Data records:
· · · · · · ·
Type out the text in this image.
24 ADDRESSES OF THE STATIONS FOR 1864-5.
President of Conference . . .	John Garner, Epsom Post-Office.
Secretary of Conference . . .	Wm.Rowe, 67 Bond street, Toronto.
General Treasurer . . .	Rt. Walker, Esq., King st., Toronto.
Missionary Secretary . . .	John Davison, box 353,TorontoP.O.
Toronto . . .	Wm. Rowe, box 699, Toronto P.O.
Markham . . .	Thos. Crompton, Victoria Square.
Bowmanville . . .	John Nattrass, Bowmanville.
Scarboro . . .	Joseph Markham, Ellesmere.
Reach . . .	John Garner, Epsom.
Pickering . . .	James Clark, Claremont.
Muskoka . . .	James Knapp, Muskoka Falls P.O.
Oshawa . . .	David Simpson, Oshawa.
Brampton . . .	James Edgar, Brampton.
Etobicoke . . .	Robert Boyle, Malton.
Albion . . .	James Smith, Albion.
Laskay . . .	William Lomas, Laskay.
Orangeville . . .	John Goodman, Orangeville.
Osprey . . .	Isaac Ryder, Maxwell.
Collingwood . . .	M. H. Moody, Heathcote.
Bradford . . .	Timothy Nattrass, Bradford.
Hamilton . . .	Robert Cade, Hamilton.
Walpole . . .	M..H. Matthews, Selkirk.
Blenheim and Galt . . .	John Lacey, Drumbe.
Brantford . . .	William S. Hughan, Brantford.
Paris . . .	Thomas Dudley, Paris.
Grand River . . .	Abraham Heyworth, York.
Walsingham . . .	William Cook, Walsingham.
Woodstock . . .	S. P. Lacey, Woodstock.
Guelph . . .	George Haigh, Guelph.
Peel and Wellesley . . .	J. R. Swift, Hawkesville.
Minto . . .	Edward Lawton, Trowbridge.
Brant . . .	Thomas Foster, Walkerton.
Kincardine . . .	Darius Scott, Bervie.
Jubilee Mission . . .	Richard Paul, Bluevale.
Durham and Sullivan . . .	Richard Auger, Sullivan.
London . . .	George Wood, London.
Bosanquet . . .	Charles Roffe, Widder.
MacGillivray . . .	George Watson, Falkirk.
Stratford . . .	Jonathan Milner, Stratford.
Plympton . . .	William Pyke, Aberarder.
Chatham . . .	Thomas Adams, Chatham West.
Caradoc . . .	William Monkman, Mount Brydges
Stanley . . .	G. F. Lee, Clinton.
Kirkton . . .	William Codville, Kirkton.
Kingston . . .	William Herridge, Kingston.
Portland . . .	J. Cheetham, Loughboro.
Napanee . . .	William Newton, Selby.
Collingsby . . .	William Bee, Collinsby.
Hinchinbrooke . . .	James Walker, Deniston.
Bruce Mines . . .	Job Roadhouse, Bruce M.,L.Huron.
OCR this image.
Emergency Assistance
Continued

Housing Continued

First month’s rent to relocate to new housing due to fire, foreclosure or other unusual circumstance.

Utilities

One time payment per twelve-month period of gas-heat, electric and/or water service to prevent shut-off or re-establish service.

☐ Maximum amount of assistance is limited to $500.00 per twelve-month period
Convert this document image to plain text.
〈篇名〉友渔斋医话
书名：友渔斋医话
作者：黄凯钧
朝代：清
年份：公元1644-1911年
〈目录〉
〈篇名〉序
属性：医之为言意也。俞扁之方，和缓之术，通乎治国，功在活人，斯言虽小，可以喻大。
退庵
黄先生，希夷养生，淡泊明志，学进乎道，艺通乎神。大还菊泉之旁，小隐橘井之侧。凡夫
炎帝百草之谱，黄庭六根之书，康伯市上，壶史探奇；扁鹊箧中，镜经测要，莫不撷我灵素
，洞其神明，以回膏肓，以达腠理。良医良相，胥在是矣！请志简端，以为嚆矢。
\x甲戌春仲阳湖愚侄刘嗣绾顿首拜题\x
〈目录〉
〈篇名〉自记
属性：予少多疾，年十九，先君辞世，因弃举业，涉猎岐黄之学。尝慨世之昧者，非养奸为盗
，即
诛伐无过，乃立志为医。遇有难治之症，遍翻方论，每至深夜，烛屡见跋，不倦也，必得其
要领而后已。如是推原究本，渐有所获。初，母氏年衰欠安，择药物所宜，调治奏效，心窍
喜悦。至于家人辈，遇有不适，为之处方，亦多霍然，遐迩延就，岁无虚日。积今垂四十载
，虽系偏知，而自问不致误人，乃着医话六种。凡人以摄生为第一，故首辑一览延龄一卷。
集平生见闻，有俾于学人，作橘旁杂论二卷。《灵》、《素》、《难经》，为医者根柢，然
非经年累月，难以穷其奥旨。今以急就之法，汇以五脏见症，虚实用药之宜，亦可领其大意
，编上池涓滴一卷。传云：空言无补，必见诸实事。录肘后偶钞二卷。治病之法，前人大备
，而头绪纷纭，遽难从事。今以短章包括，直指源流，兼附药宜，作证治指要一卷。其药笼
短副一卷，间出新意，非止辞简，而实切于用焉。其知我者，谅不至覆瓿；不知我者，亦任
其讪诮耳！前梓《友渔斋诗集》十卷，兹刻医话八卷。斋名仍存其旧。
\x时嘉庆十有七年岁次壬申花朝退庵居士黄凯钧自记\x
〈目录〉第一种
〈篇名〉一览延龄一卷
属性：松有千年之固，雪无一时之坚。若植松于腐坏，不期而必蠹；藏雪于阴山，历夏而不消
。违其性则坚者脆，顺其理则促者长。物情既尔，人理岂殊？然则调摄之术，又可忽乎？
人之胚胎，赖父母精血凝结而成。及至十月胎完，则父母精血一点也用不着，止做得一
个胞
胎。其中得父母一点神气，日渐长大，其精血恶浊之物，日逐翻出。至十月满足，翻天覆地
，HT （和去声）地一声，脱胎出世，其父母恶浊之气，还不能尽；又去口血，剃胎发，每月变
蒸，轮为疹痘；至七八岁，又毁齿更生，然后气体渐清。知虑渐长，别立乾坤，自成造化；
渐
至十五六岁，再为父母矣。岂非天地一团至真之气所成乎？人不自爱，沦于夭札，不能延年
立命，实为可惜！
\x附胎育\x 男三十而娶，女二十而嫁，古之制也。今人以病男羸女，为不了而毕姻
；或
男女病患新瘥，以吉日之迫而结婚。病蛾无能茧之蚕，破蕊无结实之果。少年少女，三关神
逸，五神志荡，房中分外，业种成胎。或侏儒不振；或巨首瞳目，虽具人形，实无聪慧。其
· · · · · · ·
> [What the task asks]: Take every line from the data above that holds "Secretary" and copy it out.

> [Answer to this problem]:
Secretary of Conference . . .	Wm.Rowe, 67 Bond street, Toronto.
Missionary Secretary . . .	John Davison, box 353,TorontoP.O.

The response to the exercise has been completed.